| OBJECTIVE |
Look through the material below. Copy every line with the string "only" in it.

Data entries
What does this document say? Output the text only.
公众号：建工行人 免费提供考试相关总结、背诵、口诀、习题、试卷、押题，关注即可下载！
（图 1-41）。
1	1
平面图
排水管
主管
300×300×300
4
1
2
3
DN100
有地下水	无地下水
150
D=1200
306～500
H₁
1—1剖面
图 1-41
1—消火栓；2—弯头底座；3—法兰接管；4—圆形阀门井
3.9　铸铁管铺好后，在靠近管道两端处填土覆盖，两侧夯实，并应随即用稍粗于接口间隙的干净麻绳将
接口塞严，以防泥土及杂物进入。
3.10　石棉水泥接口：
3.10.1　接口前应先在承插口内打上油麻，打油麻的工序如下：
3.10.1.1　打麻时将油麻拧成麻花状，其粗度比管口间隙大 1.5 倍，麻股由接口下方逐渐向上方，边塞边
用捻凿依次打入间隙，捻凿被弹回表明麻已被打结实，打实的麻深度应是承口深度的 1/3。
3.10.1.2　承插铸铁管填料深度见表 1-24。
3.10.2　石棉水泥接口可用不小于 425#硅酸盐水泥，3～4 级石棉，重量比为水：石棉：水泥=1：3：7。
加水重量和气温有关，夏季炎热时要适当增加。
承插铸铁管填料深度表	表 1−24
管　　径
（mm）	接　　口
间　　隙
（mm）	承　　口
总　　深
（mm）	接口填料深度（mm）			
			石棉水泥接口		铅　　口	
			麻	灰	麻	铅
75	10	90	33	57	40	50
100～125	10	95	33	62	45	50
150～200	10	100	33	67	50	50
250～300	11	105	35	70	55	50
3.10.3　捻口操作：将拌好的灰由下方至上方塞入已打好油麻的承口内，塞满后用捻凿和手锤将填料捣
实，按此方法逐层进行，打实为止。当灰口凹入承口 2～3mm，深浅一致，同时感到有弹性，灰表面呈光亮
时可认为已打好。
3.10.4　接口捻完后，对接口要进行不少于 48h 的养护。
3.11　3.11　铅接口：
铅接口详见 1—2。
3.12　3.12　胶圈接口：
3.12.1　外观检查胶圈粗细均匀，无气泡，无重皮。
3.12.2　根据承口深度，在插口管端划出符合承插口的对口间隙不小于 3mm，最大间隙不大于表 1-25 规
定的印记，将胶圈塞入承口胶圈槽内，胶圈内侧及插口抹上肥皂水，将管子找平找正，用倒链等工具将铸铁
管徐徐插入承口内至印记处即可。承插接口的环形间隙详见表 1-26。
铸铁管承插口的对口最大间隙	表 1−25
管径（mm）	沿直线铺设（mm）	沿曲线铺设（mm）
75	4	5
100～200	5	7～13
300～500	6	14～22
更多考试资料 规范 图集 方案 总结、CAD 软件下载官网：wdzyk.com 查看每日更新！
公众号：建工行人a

* * *

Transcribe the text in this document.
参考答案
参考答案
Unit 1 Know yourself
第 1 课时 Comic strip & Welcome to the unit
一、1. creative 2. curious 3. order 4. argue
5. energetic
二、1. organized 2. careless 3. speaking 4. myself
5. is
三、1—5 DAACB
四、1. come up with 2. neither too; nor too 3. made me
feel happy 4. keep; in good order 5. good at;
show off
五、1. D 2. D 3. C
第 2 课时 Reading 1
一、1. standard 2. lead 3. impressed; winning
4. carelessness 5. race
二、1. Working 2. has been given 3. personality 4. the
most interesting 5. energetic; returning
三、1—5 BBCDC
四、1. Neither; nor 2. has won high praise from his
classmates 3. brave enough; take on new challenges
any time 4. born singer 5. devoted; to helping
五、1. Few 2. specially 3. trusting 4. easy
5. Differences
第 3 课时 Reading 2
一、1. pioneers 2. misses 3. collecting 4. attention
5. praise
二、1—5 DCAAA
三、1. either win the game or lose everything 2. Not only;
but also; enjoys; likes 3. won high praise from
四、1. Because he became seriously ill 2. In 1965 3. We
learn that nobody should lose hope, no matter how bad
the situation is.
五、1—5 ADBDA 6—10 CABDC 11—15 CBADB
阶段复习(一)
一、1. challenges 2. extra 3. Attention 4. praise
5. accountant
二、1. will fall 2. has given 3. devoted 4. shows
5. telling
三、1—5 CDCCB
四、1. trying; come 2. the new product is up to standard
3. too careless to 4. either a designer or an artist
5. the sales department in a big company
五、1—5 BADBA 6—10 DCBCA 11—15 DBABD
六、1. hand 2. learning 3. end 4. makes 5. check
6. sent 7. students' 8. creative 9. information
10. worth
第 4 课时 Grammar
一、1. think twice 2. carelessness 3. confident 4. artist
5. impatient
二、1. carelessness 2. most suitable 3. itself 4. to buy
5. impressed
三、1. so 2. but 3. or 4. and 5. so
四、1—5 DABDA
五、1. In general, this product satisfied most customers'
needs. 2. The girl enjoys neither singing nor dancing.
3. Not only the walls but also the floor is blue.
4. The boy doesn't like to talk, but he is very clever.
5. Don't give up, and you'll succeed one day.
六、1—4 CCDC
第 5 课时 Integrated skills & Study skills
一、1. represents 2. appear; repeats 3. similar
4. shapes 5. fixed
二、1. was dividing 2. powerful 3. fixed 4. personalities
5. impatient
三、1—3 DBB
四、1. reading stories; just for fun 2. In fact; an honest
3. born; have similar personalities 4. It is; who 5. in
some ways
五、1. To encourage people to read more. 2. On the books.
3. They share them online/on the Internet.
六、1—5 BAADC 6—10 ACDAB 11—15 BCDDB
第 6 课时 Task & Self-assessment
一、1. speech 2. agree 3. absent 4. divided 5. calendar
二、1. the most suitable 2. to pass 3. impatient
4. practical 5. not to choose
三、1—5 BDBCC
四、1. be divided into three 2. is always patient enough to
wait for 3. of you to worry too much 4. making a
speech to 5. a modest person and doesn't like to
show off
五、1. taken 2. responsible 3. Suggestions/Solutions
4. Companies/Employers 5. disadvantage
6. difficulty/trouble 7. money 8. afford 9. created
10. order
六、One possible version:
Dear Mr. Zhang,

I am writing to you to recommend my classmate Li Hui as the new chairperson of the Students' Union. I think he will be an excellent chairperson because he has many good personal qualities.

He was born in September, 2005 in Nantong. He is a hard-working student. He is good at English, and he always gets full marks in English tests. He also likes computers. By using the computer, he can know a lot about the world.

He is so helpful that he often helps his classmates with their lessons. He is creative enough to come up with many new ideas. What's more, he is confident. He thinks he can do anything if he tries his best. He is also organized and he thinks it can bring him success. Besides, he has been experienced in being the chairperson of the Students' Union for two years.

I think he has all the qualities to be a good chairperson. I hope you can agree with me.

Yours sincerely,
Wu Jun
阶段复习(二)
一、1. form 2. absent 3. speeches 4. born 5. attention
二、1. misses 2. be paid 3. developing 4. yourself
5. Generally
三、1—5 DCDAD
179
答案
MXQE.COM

| RESULT |
What does this document say? Output the text only.
三、1. either win the game or lose everything 2. Not only;
3. Not only the walls but also the floor is blue.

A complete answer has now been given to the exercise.